[Dataset records on visual material]
────────────────

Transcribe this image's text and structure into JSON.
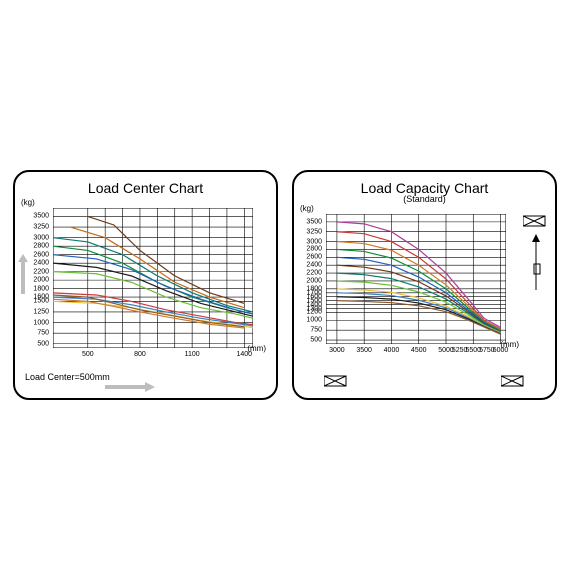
{
  "left": {
    "title": "Load Center Chart",
    "y_unit": "(kg)",
    "x_unit": "(mm)",
    "footnote": "Load Center=500mm",
    "y_ticks": [
      3500,
      3250,
      3000,
      2800,
      2600,
      2400,
      2200,
      2000,
      1800,
      1600,
      1500,
      1250,
      1000,
      750,
      500
    ],
    "x_ticks": [
      500,
      800,
      1100,
      1400
    ],
    "x_range": [
      300,
      1450
    ],
    "y_range": [
      400,
      3700
    ],
    "grid_color": "#000000",
    "grid_width": 0.6,
    "series": [
      {
        "color": "#6b3a1a",
        "pts": [
          [
            500,
            3500
          ],
          [
            650,
            3300
          ],
          [
            800,
            2700
          ],
          [
            1000,
            2100
          ],
          [
            1200,
            1700
          ],
          [
            1400,
            1450
          ]
        ]
      },
      {
        "color": "#c46a1a",
        "pts": [
          [
            400,
            3250
          ],
          [
            600,
            3000
          ],
          [
            800,
            2500
          ],
          [
            1000,
            1950
          ],
          [
            1200,
            1600
          ],
          [
            1400,
            1350
          ]
        ]
      },
      {
        "color": "#0b7a6e",
        "pts": [
          [
            300,
            3000
          ],
          [
            500,
            2900
          ],
          [
            700,
            2600
          ],
          [
            900,
            2100
          ],
          [
            1100,
            1700
          ],
          [
            1300,
            1400
          ],
          [
            1450,
            1250
          ]
        ]
      },
      {
        "color": "#0a8f3a",
        "pts": [
          [
            300,
            2800
          ],
          [
            500,
            2700
          ],
          [
            700,
            2400
          ],
          [
            900,
            1950
          ],
          [
            1100,
            1600
          ],
          [
            1300,
            1350
          ],
          [
            1450,
            1200
          ]
        ]
      },
      {
        "color": "#1f5fbf",
        "pts": [
          [
            300,
            2600
          ],
          [
            550,
            2500
          ],
          [
            750,
            2250
          ],
          [
            950,
            1850
          ],
          [
            1150,
            1550
          ],
          [
            1350,
            1300
          ],
          [
            1450,
            1200
          ]
        ]
      },
      {
        "color": "#1a1a1a",
        "pts": [
          [
            300,
            2400
          ],
          [
            550,
            2300
          ],
          [
            750,
            2100
          ],
          [
            950,
            1750
          ],
          [
            1150,
            1450
          ],
          [
            1350,
            1250
          ],
          [
            1450,
            1150
          ]
        ]
      },
      {
        "color": "#6bbf3a",
        "pts": [
          [
            300,
            2200
          ],
          [
            550,
            2150
          ],
          [
            750,
            1950
          ],
          [
            950,
            1600
          ],
          [
            1150,
            1350
          ],
          [
            1350,
            1200
          ],
          [
            1450,
            1100
          ]
        ]
      },
      {
        "color": "#c93a3a",
        "pts": [
          [
            300,
            1700
          ],
          [
            550,
            1650
          ],
          [
            750,
            1500
          ],
          [
            950,
            1300
          ],
          [
            1150,
            1150
          ],
          [
            1350,
            1000
          ],
          [
            1450,
            950
          ]
        ]
      },
      {
        "color": "#3a7fc9",
        "pts": [
          [
            300,
            1600
          ],
          [
            550,
            1550
          ],
          [
            750,
            1420
          ],
          [
            950,
            1250
          ],
          [
            1150,
            1100
          ],
          [
            1350,
            980
          ],
          [
            1450,
            920
          ]
        ]
      },
      {
        "color": "#e6c23a",
        "pts": [
          [
            300,
            1500
          ],
          [
            550,
            1450
          ],
          [
            750,
            1350
          ],
          [
            950,
            1200
          ],
          [
            1150,
            1050
          ],
          [
            1350,
            940
          ],
          [
            1450,
            880
          ]
        ]
      },
      {
        "color": "#8f5a2a",
        "pts": [
          [
            300,
            1650
          ],
          [
            500,
            1600
          ],
          [
            650,
            1450
          ],
          [
            800,
            1300
          ],
          [
            1000,
            1150
          ],
          [
            1200,
            1000
          ],
          [
            1400,
            900
          ]
        ]
      },
      {
        "color": "#d07a2a",
        "pts": [
          [
            300,
            1550
          ],
          [
            500,
            1500
          ],
          [
            650,
            1380
          ],
          [
            800,
            1250
          ],
          [
            1000,
            1100
          ],
          [
            1200,
            960
          ],
          [
            1400,
            870
          ]
        ]
      }
    ]
  },
  "right": {
    "title": "Load Capacity Chart",
    "subtitle": "(Standard)",
    "y_unit": "(kg)",
    "x_unit": "(mm)",
    "y_ticks": [
      3500,
      3250,
      3000,
      2800,
      2600,
      2400,
      2200,
      2000,
      1800,
      1700,
      1600,
      1500,
      1400,
      1300,
      1200,
      1000,
      750,
      500
    ],
    "x_ticks": [
      3000,
      3500,
      4000,
      4500,
      5000,
      5250,
      5500,
      5750,
      6000
    ],
    "x_range": [
      2800,
      6100
    ],
    "y_range": [
      400,
      3700
    ],
    "grid_color": "#000000",
    "grid_width": 0.6,
    "series": [
      {
        "color": "#b03a9a",
        "pts": [
          [
            3000,
            3500
          ],
          [
            3500,
            3450
          ],
          [
            4000,
            3250
          ],
          [
            4500,
            2800
          ],
          [
            5000,
            2200
          ],
          [
            5400,
            1550
          ],
          [
            5700,
            1050
          ],
          [
            6000,
            820
          ]
        ]
      },
      {
        "color": "#c93a3a",
        "pts": [
          [
            3000,
            3250
          ],
          [
            3500,
            3200
          ],
          [
            4000,
            3000
          ],
          [
            4500,
            2600
          ],
          [
            5000,
            2050
          ],
          [
            5400,
            1450
          ],
          [
            5700,
            1000
          ],
          [
            6000,
            780
          ]
        ]
      },
      {
        "color": "#d07a2a",
        "pts": [
          [
            3000,
            3000
          ],
          [
            3500,
            2950
          ],
          [
            4000,
            2780
          ],
          [
            4500,
            2400
          ],
          [
            5000,
            1900
          ],
          [
            5400,
            1380
          ],
          [
            5700,
            980
          ],
          [
            6000,
            760
          ]
        ]
      },
      {
        "color": "#0a8f3a",
        "pts": [
          [
            3000,
            2800
          ],
          [
            3500,
            2750
          ],
          [
            4000,
            2580
          ],
          [
            4500,
            2250
          ],
          [
            5000,
            1800
          ],
          [
            5400,
            1320
          ],
          [
            5700,
            960
          ],
          [
            6000,
            740
          ]
        ]
      },
      {
        "color": "#1f5fbf",
        "pts": [
          [
            3000,
            2600
          ],
          [
            3500,
            2550
          ],
          [
            4000,
            2400
          ],
          [
            4500,
            2100
          ],
          [
            5000,
            1700
          ],
          [
            5400,
            1270
          ],
          [
            5700,
            940
          ],
          [
            6000,
            720
          ]
        ]
      },
      {
        "color": "#6b3a1a",
        "pts": [
          [
            3000,
            2400
          ],
          [
            3500,
            2350
          ],
          [
            4000,
            2230
          ],
          [
            4500,
            1980
          ],
          [
            5000,
            1620
          ],
          [
            5400,
            1230
          ],
          [
            5700,
            920
          ],
          [
            6000,
            710
          ]
        ]
      },
      {
        "color": "#0b7a6e",
        "pts": [
          [
            3000,
            2200
          ],
          [
            3500,
            2160
          ],
          [
            4000,
            2060
          ],
          [
            4500,
            1850
          ],
          [
            5000,
            1540
          ],
          [
            5400,
            1190
          ],
          [
            5700,
            900
          ],
          [
            6000,
            700
          ]
        ]
      },
      {
        "color": "#6bbf3a",
        "pts": [
          [
            3000,
            2000
          ],
          [
            3500,
            1970
          ],
          [
            4000,
            1890
          ],
          [
            4500,
            1720
          ],
          [
            5000,
            1460
          ],
          [
            5400,
            1150
          ],
          [
            5700,
            880
          ],
          [
            6000,
            690
          ]
        ]
      },
      {
        "color": "#e6c23a",
        "pts": [
          [
            3000,
            1800
          ],
          [
            3500,
            1770
          ],
          [
            4000,
            1710
          ],
          [
            4500,
            1570
          ],
          [
            5000,
            1360
          ],
          [
            5400,
            1100
          ],
          [
            5700,
            860
          ],
          [
            6000,
            680
          ]
        ]
      },
      {
        "color": "#3a7fc9",
        "pts": [
          [
            3000,
            1700
          ],
          [
            3500,
            1680
          ],
          [
            4000,
            1630
          ],
          [
            4500,
            1510
          ],
          [
            5000,
            1320
          ],
          [
            5400,
            1070
          ],
          [
            5700,
            850
          ],
          [
            6000,
            670
          ]
        ]
      },
      {
        "color": "#1a1a1a",
        "pts": [
          [
            3000,
            1600
          ],
          [
            3500,
            1580
          ],
          [
            4000,
            1540
          ],
          [
            4500,
            1440
          ],
          [
            5000,
            1270
          ],
          [
            5400,
            1040
          ],
          [
            5700,
            840
          ],
          [
            6000,
            660
          ]
        ]
      },
      {
        "color": "#8f5a2a",
        "pts": [
          [
            3000,
            1500
          ],
          [
            3500,
            1480
          ],
          [
            4000,
            1450
          ],
          [
            4500,
            1370
          ],
          [
            5000,
            1220
          ],
          [
            5400,
            1010
          ],
          [
            5700,
            830
          ],
          [
            6000,
            650
          ]
        ]
      }
    ]
  },
  "colors": {
    "arrow_grey": "#bdbdbd"
  }
}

────────────────

Copy out each line of the material that holds the word "Center".

    "title": "Load Center Chart",
    "footnote": "Load Center=500mm",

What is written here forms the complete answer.